▶ **Aim of the exercise**:
Collect every line that includes the string "Ménfőcsanak".
┄┄┄┄┄┄
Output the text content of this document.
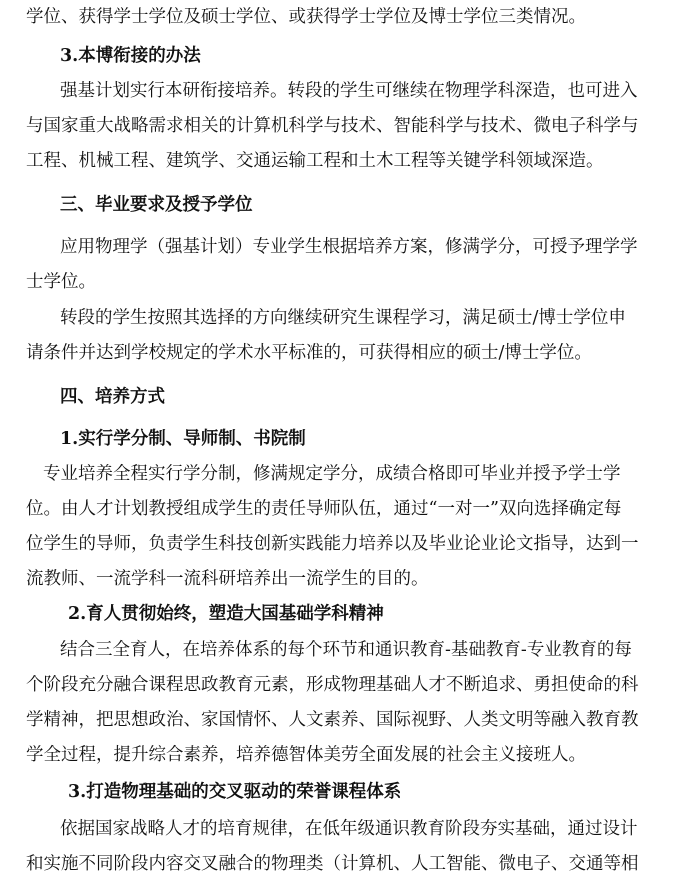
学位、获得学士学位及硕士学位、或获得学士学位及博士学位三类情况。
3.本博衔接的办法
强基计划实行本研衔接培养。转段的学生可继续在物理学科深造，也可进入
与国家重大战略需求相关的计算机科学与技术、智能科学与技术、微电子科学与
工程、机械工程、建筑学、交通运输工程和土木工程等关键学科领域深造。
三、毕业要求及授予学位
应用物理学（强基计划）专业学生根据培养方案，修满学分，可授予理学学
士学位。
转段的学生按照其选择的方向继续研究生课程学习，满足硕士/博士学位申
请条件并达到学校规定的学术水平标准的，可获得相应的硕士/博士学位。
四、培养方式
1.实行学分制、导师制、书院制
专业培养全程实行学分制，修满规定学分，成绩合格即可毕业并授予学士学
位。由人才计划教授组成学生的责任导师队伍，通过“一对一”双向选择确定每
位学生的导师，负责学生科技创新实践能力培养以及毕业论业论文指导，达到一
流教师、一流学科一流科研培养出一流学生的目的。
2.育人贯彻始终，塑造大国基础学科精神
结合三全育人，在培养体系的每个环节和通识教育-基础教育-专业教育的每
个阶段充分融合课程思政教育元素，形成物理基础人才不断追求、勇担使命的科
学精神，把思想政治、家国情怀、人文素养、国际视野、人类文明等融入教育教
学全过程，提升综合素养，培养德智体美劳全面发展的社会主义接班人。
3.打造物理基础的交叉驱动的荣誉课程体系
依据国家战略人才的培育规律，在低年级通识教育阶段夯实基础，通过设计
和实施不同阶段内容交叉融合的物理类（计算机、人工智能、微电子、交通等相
┄┄┄┄┄┄
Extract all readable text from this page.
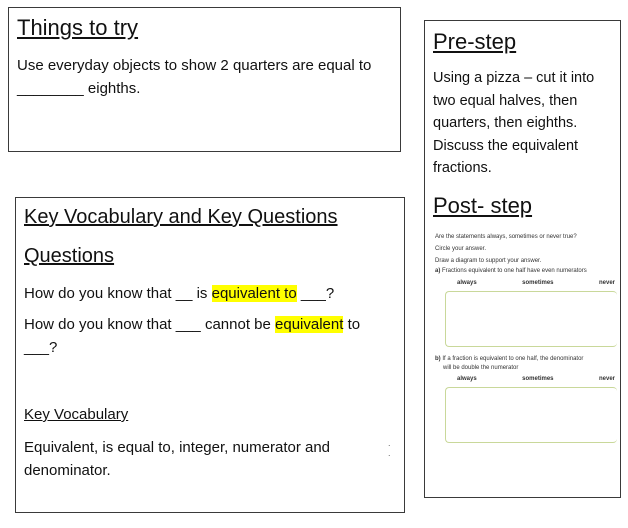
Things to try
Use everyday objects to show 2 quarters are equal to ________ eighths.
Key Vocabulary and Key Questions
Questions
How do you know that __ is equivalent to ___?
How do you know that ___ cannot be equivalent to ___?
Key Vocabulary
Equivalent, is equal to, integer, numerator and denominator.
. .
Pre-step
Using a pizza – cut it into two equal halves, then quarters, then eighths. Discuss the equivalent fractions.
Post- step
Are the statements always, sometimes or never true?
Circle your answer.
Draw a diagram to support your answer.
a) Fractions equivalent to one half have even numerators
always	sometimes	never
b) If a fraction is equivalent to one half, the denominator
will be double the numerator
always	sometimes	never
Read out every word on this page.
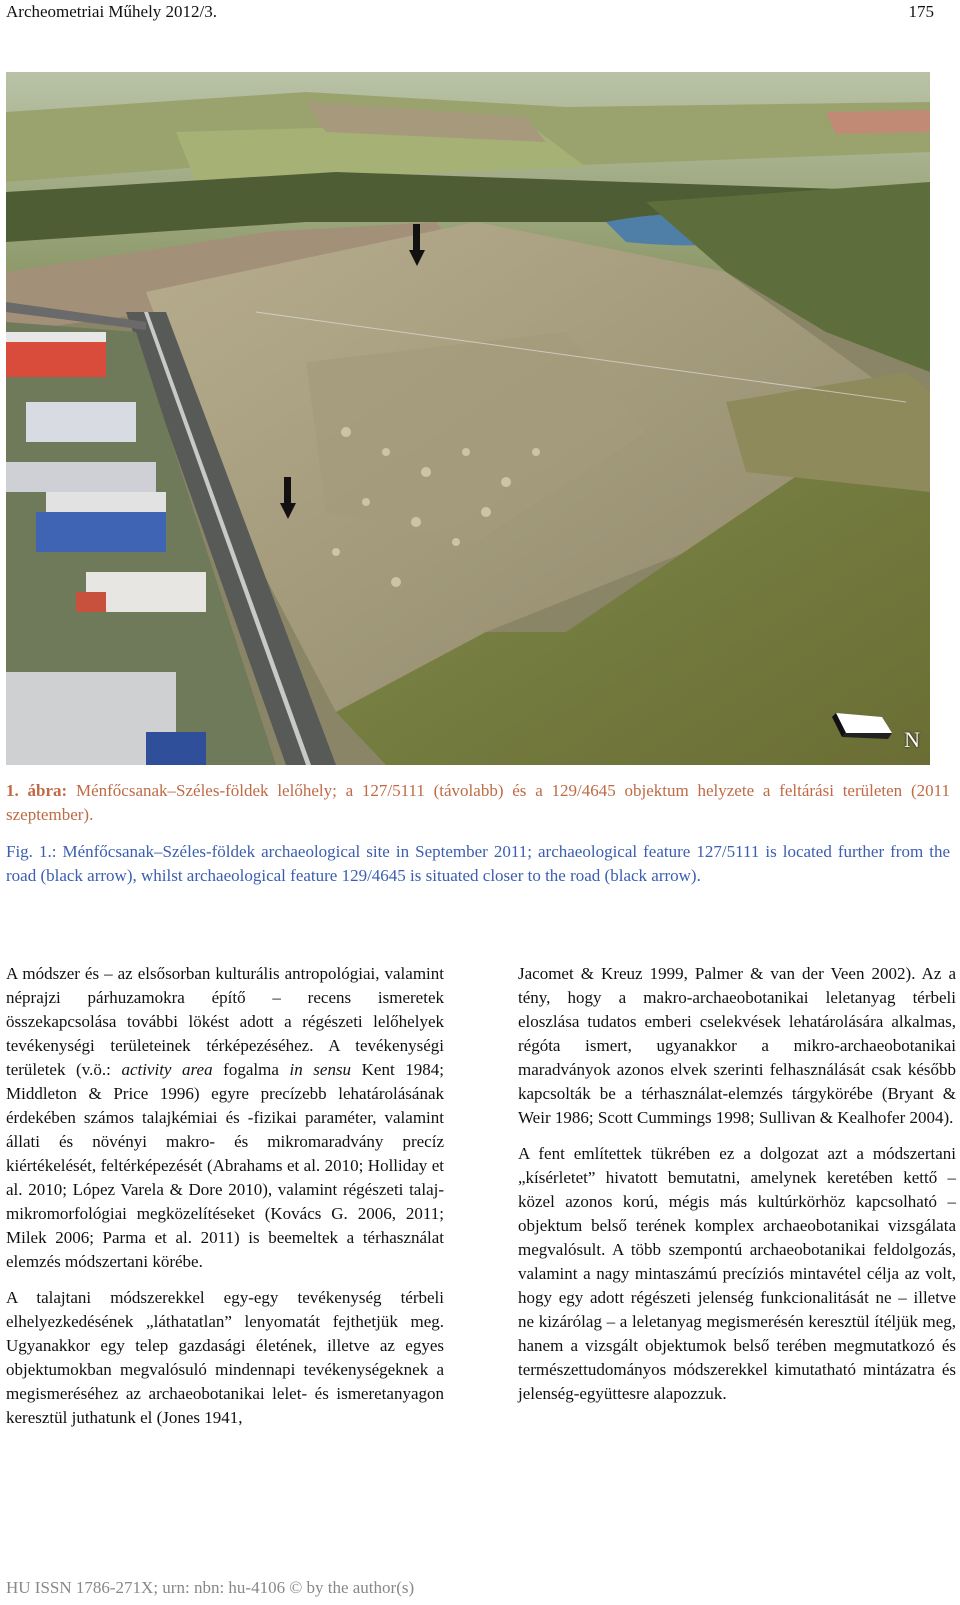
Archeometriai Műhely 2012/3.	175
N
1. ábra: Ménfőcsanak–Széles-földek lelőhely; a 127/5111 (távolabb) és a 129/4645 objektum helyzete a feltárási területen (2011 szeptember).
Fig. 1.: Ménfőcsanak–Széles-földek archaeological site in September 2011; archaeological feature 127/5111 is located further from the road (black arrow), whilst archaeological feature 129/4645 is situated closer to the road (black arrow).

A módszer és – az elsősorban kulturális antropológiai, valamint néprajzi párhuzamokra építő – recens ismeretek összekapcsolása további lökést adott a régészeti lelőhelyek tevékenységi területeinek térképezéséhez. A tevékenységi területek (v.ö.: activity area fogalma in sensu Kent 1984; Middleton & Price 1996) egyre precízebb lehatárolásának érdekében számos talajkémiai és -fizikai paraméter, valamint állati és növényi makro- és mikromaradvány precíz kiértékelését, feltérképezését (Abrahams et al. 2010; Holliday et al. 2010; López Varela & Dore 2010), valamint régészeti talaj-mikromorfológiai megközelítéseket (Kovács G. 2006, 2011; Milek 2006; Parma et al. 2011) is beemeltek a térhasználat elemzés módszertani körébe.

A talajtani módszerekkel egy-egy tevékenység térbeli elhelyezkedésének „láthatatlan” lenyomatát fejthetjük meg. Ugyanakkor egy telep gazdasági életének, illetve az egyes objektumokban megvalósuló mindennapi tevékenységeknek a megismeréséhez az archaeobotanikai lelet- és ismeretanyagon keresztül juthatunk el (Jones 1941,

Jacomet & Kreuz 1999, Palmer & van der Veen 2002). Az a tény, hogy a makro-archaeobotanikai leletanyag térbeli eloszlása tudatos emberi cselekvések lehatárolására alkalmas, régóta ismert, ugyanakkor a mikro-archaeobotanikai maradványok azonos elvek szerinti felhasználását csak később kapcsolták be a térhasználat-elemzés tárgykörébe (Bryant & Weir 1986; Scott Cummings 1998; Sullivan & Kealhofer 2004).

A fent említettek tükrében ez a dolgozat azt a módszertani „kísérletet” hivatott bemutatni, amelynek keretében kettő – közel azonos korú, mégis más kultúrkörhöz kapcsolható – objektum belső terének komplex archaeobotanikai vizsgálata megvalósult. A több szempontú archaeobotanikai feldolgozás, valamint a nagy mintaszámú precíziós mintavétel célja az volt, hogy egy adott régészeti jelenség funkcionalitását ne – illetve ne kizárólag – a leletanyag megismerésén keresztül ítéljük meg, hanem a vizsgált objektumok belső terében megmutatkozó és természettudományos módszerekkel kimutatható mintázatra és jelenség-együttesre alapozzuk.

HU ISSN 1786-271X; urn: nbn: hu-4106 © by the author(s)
┄┄┄┄┄┄
▶ **Response**:
1. ábra: Ménfőcsanak–Széles-földek lelőhely; a 127/5111 (távolabb) és a 129/4645 objektum helyzete a feltárási területen (2011 szeptember).
Fig. 1.: Ménfőcsanak–Széles-földek archaeological site in September 2011; archaeological feature 127/5111 is located further from the road (black arrow), whilst archaeological feature 129/4645 is situated closer to the road (black arrow).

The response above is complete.